Stored data:

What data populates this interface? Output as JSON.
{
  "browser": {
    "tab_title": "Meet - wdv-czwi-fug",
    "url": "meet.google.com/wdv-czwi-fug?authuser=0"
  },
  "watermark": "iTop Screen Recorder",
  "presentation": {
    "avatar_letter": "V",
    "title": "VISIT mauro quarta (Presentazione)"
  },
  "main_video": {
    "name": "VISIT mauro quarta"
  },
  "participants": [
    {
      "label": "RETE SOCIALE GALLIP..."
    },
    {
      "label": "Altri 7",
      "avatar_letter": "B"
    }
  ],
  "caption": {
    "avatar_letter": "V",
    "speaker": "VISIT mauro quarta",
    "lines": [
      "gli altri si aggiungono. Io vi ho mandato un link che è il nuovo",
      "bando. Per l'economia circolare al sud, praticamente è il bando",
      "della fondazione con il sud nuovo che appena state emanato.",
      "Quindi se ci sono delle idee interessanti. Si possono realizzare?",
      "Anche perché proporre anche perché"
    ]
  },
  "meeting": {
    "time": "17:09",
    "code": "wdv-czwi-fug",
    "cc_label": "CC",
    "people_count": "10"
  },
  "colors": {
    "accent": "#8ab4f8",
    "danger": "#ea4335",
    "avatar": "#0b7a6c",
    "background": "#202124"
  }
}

▸ Problem description
Write out the entries in full, exactly as given.

▸ The solution
What data populates this interface? Output as JSON.
{
  "browser": {
    "tab_title": "Meet - wdv-czwi-fug",
    "url": "meet.google.com/wdv-czwi-fug?authuser=0"
  },
  "watermark": "iTop Screen Recorder",
  "presentation": {
    "avatar_letter": "V",
    "title": "VISIT mauro quarta (Presentazione)"
  },
  "main_video": {
    "name": "VISIT mauro quarta"
  },
  "participants": [
    {
      "label": "RETE SOCIALE GALLIP..."
    },
    {
      "label": "Altri 7",
      "avatar_letter": "B"
    }
  ],
  "caption": {
    "avatar_letter": "V",
    "speaker": "VISIT mauro quarta",
    "lines": [
      "gli altri si aggiungono. Io vi ho mandato un link che è il nuovo",
      "bando. Per l'economia circolare al sud, praticamente è il bando",
      "della fondazione con il sud nuovo che appena state emanato.",
      "Quindi se ci sono delle idee interessanti. Si possono realizzare?",
      "Anche perché proporre anche perché"
    ]
  },
  "meeting": {
    "time": "17:09",
    "code": "wdv-czwi-fug",
    "cc_label": "CC",
    "people_count": "10"
  },
  "colors": {
    "accent": "#8ab4f8",
    "danger": "#ea4335",
    "avatar": "#0b7a6c",
    "background": "#202124"
  }
}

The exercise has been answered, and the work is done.